[Data listing]
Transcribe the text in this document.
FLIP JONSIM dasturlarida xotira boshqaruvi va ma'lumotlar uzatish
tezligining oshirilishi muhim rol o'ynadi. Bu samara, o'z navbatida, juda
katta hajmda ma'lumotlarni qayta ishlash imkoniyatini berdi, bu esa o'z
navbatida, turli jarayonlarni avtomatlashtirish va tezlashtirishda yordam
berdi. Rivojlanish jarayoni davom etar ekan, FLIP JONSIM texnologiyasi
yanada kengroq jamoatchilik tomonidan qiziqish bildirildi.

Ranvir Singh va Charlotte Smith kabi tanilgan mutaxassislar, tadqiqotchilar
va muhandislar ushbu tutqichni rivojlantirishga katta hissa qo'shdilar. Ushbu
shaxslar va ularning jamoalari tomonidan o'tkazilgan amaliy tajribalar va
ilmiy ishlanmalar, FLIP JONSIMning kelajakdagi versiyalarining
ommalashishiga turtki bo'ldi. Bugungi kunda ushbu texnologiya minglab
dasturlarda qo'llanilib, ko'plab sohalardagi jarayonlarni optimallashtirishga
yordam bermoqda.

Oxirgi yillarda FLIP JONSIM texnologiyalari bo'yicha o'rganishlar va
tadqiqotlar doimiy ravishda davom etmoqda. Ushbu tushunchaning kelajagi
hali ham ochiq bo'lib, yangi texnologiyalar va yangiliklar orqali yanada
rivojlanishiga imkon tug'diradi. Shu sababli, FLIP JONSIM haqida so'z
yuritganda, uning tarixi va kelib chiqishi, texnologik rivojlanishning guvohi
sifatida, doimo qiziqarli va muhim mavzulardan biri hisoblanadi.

(TASK INSTRUCTIONS):
Return solely the number of lines in the data that include the word "muhim".

(OUTPUT OF THE TASK):
2